EXERCISE OBJECTIVE =>
Each entry below must be repeated word for word.

DATA =>
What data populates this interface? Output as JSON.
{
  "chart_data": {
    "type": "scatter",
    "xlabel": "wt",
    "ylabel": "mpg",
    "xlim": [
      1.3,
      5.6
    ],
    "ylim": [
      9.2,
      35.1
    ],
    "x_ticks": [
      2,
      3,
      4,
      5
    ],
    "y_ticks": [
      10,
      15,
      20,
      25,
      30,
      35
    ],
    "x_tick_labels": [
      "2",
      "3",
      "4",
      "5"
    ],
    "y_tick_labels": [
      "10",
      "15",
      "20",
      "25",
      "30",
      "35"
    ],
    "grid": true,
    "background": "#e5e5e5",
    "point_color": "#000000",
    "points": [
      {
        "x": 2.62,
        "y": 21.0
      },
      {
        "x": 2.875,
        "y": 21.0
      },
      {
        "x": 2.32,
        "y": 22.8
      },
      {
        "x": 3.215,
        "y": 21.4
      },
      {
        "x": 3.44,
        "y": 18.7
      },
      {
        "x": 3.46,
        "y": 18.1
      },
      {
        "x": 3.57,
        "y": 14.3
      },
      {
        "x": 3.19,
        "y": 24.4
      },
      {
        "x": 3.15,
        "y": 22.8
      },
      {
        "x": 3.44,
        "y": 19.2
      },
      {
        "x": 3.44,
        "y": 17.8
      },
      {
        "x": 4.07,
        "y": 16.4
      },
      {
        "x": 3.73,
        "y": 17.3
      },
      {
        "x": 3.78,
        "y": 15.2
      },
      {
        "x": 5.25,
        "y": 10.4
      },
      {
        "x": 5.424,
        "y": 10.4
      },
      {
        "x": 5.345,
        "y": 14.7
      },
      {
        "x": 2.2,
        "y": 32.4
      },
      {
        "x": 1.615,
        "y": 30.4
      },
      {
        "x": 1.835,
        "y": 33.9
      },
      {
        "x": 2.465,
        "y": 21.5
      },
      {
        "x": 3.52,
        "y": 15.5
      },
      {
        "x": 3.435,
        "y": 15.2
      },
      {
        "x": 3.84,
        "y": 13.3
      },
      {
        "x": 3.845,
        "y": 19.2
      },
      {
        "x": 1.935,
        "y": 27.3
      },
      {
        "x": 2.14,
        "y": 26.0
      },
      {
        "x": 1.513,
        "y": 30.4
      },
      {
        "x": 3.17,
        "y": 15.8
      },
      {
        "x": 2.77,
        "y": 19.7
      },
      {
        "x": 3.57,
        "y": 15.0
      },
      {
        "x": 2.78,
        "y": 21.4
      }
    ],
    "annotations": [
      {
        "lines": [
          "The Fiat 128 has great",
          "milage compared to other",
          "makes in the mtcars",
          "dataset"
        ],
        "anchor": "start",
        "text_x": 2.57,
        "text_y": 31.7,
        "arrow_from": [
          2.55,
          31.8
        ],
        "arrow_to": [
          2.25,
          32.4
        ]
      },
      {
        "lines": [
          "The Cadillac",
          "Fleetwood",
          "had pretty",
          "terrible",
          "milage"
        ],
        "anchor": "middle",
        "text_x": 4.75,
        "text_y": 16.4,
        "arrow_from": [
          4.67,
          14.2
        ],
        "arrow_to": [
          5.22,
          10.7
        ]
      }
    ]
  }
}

ANSWER =>
What data populates this interface? Output as JSON.
{
  "chart_data": {
    "type": "scatter",
    "xlabel": "wt",
    "ylabel": "mpg",
    "xlim": [
      1.3,
      5.6
    ],
    "ylim": [
      9.2,
      35.1
    ],
    "x_ticks": [
      2,
      3,
      4,
      5
    ],
    "y_ticks": [
      10,
      15,
      20,
      25,
      30,
      35
    ],
    "x_tick_labels": [
      "2",
      "3",
      "4",
      "5"
    ],
    "y_tick_labels": [
      "10",
      "15",
      "20",
      "25",
      "30",
      "35"
    ],
    "grid": true,
    "background": "#e5e5e5",
    "point_color": "#000000",
    "points": [
      {
        "x": 2.62,
        "y": 21.0
      },
      {
        "x": 2.875,
        "y": 21.0
      },
      {
        "x": 2.32,
        "y": 22.8
      },
      {
        "x": 3.215,
        "y": 21.4
      },
      {
        "x": 3.44,
        "y": 18.7
      },
      {
        "x": 3.46,
        "y": 18.1
      },
      {
        "x": 3.57,
        "y": 14.3
      },
      {
        "x": 3.19,
        "y": 24.4
      },
      {
        "x": 3.15,
        "y": 22.8
      },
      {
        "x": 3.44,
        "y": 19.2
      },
      {
        "x": 3.44,
        "y": 17.8
      },
      {
        "x": 4.07,
        "y": 16.4
      },
      {
        "x": 3.73,
        "y": 17.3
      },
      {
        "x": 3.78,
        "y": 15.2
      },
      {
        "x": 5.25,
        "y": 10.4
      },
      {
        "x": 5.424,
        "y": 10.4
      },
      {
        "x": 5.345,
        "y": 14.7
      },
      {
        "x": 2.2,
        "y": 32.4
      },
      {
        "x": 1.615,
        "y": 30.4
      },
      {
        "x": 1.835,
        "y": 33.9
      },
      {
        "x": 2.465,
        "y": 21.5
      },
      {
        "x": 3.52,
        "y": 15.5
      },
      {
        "x": 3.435,
        "y": 15.2
      },
      {
        "x": 3.84,
        "y": 13.3
      },
      {
        "x": 3.845,
        "y": 19.2
      },
      {
        "x": 1.935,
        "y": 27.3
      },
      {
        "x": 2.14,
        "y": 26.0
      },
      {
        "x": 1.513,
        "y": 30.4
      },
      {
        "x": 3.17,
        "y": 15.8
      },
      {
        "x": 2.77,
        "y": 19.7
      },
      {
        "x": 3.57,
        "y": 15.0
      },
      {
        "x": 2.78,
        "y": 21.4
      }
    ],
    "annotations": [
      {
        "lines": [
          "The Fiat 128 has great",
          "milage compared to other",
          "makes in the mtcars",
          "dataset"
        ],
        "anchor": "start",
        "text_x": 2.57,
        "text_y": 31.7,
        "arrow_from": [
          2.55,
          31.8
        ],
        "arrow_to": [
          2.25,
          32.4
        ]
      },
      {
        "lines": [
          "The Cadillac",
          "Fleetwood",
          "had pretty",
          "terrible",
          "milage"
        ],
        "anchor": "middle",
        "text_x": 4.75,
        "text_y": 16.4,
        "arrow_from": [
          4.67,
          14.2
        ],
        "arrow_to": [
          5.22,
          10.7
        ]
      }
    ]
  }
}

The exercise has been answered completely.